● Prompt
Listed below are entries; give the number of lines among them that include "Characteristics", and only that number.

● Records to process
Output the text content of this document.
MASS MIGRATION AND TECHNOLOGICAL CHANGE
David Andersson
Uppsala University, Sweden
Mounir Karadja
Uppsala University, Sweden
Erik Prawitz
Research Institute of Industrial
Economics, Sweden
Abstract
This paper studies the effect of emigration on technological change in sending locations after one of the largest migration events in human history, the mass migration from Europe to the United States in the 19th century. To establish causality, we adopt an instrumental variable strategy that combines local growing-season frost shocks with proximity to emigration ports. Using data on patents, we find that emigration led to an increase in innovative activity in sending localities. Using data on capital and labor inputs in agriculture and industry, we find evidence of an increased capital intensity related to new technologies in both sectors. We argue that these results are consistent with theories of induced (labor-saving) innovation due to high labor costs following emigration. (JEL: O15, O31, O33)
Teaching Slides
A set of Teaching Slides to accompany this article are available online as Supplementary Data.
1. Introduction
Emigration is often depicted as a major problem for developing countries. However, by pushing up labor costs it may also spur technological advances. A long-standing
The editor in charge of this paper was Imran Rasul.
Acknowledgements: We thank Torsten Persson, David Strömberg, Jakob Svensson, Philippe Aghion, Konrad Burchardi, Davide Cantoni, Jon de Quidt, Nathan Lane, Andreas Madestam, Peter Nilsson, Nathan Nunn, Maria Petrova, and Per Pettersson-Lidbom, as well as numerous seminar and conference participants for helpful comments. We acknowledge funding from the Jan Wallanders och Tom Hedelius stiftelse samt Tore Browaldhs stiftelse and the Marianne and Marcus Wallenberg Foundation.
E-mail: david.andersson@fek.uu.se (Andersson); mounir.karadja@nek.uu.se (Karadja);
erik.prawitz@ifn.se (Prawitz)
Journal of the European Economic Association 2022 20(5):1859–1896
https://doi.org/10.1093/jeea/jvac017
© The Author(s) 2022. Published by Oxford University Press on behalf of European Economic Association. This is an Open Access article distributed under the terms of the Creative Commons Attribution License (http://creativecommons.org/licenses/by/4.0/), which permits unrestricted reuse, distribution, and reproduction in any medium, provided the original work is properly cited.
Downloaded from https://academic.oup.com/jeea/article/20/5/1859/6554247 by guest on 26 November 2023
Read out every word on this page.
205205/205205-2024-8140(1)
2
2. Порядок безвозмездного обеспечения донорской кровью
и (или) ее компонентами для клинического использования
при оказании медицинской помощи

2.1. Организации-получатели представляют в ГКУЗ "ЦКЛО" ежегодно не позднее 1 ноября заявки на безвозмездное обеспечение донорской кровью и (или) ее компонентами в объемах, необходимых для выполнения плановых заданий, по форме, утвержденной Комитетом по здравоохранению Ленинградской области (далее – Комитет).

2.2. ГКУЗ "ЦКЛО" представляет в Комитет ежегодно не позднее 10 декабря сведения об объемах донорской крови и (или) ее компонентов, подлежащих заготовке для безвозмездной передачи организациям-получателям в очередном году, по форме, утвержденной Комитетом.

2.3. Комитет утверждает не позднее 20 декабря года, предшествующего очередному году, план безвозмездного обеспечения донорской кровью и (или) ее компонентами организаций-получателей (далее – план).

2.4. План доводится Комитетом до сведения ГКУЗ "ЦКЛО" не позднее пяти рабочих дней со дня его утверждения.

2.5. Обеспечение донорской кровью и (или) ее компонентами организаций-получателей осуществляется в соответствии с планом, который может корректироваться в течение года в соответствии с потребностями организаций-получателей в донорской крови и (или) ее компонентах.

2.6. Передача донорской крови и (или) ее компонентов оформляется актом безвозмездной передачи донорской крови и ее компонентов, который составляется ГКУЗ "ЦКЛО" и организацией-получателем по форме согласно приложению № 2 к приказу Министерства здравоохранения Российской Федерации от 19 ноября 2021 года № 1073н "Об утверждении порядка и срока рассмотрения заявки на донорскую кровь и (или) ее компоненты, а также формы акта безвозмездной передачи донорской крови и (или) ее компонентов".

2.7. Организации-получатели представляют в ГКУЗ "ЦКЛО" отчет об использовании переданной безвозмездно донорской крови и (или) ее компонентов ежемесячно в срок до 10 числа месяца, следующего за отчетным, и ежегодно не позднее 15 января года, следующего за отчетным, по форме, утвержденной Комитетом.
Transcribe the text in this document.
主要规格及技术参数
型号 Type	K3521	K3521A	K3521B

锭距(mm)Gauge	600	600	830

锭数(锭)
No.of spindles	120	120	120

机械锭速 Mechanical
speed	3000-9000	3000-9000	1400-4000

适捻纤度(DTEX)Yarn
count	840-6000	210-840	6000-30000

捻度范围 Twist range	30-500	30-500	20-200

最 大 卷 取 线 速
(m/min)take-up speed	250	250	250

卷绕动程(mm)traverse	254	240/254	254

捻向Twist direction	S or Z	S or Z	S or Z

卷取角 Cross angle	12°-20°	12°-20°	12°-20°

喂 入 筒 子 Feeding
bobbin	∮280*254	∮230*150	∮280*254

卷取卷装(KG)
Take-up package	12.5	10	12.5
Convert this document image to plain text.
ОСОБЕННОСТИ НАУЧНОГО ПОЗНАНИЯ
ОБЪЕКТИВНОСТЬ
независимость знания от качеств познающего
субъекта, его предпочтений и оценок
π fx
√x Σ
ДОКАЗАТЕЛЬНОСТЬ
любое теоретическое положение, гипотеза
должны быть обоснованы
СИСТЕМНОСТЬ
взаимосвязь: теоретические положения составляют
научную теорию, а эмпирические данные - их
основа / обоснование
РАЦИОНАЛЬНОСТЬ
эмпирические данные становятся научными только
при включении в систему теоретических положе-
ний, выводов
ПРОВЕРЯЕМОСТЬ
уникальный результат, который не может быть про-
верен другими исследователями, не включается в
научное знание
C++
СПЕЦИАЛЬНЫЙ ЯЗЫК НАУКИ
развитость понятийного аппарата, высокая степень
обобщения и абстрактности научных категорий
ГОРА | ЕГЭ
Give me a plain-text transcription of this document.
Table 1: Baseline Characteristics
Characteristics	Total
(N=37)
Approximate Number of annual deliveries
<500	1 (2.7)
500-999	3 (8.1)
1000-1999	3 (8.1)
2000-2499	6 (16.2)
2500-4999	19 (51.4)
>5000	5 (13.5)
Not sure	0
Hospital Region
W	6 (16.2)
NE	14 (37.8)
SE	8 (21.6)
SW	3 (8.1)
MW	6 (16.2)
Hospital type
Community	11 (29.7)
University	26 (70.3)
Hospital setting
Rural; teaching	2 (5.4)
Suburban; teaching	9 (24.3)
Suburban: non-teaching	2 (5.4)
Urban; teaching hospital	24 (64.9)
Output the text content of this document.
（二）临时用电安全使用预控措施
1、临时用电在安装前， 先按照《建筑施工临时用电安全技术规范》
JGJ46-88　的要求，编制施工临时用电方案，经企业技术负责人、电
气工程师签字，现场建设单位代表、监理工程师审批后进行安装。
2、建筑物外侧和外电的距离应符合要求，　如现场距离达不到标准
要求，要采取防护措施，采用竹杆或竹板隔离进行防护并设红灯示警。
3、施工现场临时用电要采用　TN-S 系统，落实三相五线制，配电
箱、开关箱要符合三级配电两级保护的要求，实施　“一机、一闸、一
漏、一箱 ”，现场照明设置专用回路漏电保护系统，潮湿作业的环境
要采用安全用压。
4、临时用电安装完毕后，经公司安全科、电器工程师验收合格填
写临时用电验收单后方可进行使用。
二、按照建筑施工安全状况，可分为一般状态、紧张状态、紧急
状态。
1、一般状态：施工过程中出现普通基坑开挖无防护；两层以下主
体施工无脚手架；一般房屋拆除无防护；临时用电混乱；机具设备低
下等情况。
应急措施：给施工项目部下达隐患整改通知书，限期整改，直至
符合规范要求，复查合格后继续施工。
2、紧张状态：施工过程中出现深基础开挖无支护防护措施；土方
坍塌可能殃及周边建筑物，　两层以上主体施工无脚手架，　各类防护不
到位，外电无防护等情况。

● Answer to this problem
2